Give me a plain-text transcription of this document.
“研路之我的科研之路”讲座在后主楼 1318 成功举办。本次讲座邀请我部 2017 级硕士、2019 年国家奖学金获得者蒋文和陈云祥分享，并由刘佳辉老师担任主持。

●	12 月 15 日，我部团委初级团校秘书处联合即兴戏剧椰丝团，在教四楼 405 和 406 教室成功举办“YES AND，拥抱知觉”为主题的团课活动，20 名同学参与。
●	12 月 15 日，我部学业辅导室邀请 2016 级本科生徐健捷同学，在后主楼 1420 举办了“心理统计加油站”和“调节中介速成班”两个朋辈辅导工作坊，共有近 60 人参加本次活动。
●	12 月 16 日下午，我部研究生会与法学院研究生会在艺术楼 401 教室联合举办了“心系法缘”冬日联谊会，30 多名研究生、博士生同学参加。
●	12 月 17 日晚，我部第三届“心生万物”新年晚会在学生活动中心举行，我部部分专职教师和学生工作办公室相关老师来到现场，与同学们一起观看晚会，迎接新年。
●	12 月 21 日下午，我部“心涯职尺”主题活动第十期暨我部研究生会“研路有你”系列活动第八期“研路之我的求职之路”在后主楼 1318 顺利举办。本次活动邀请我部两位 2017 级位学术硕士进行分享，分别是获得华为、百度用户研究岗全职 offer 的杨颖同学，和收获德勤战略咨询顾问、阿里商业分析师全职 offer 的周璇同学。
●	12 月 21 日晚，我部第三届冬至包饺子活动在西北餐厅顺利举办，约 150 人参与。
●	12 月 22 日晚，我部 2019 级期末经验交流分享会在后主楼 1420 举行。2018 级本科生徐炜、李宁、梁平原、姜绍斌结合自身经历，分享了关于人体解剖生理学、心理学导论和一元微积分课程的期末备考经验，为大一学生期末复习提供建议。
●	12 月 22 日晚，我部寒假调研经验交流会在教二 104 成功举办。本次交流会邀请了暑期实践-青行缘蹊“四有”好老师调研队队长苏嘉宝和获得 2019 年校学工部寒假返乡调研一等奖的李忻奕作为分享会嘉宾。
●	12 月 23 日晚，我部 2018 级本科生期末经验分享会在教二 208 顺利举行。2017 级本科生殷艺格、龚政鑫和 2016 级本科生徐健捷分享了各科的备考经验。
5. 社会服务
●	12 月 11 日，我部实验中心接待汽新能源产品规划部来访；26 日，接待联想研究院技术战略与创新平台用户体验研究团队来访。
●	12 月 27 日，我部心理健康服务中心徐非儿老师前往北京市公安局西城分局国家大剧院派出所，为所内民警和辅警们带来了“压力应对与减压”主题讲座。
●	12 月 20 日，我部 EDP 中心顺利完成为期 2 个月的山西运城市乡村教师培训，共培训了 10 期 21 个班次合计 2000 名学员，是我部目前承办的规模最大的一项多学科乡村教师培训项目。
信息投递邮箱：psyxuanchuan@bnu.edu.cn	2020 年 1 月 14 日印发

+===+

● What to work on
Copy all of the material word for word.

● Completed exercise
Give me a plain-text transcription of this document.
“研路之我的科研之路”讲座在后主楼 1318 成功举办。本次讲座邀请我部 2017 级硕士、2019 年国家奖学金获得者蒋文和陈云祥分享，并由刘佳辉老师担任主持。

●	12 月 15 日，我部团委初级团校秘书处联合即兴戏剧椰丝团，在教四楼 405 和 406 教室成功举办“YES AND，拥抱知觉”为主题的团课活动，20 名同学参与。
●	12 月 15 日，我部学业辅导室邀请 2016 级本科生徐健捷同学，在后主楼 1420 举办了“心理统计加油站”和“调节中介速成班”两个朋辈辅导工作坊，共有近 60 人参加本次活动。
●	12 月 16 日下午，我部研究生会与法学院研究生会在艺术楼 401 教室联合举办了“心系法缘”冬日联谊会，30 多名研究生、博士生同学参加。
●	12 月 17 日晚，我部第三届“心生万物”新年晚会在学生活动中心举行，我部部分专职教师和学生工作办公室相关老师来到现场，与同学们一起观看晚会，迎接新年。
●	12 月 21 日下午，我部“心涯职尺”主题活动第十期暨我部研究生会“研路有你”系列活动第八期“研路之我的求职之路”在后主楼 1318 顺利举办。本次活动邀请我部两位 2017 级位学术硕士进行分享，分别是获得华为、百度用户研究岗全职 offer 的杨颖同学，和收获德勤战略咨询顾问、阿里商业分析师全职 offer 的周璇同学。
●	12 月 21 日晚，我部第三届冬至包饺子活动在西北餐厅顺利举办，约 150 人参与。
●	12 月 22 日晚，我部 2019 级期末经验交流分享会在后主楼 1420 举行。2018 级本科生徐炜、李宁、梁平原、姜绍斌结合自身经历，分享了关于人体解剖生理学、心理学导论和一元微积分课程的期末备考经验，为大一学生期末复习提供建议。
●	12 月 22 日晚，我部寒假调研经验交流会在教二 104 成功举办。本次交流会邀请了暑期实践-青行缘蹊“四有”好老师调研队队长苏嘉宝和获得 2019 年校学工部寒假返乡调研一等奖的李忻奕作为分享会嘉宾。
●	12 月 23 日晚，我部 2018 级本科生期末经验分享会在教二 208 顺利举行。2017 级本科生殷艺格、龚政鑫和 2016 级本科生徐健捷分享了各科的备考经验。
5. 社会服务
●	12 月 11 日，我部实验中心接待汽新能源产品规划部来访；26 日，接待联想研究院技术战略与创新平台用户体验研究团队来访。
●	12 月 27 日，我部心理健康服务中心徐非儿老师前往北京市公安局西城分局国家大剧院派出所，为所内民警和辅警们带来了“压力应对与减压”主题讲座。
●	12 月 20 日，我部 EDP 中心顺利完成为期 2 个月的山西运城市乡村教师培训，共培训了 10 期 21 个班次合计 2000 名学员，是我部目前承办的规模最大的一项多学科乡村教师培训项目。
信息投递邮箱：psyxuanchuan@bnu.edu.cn	2020 年 1 月 14 日印发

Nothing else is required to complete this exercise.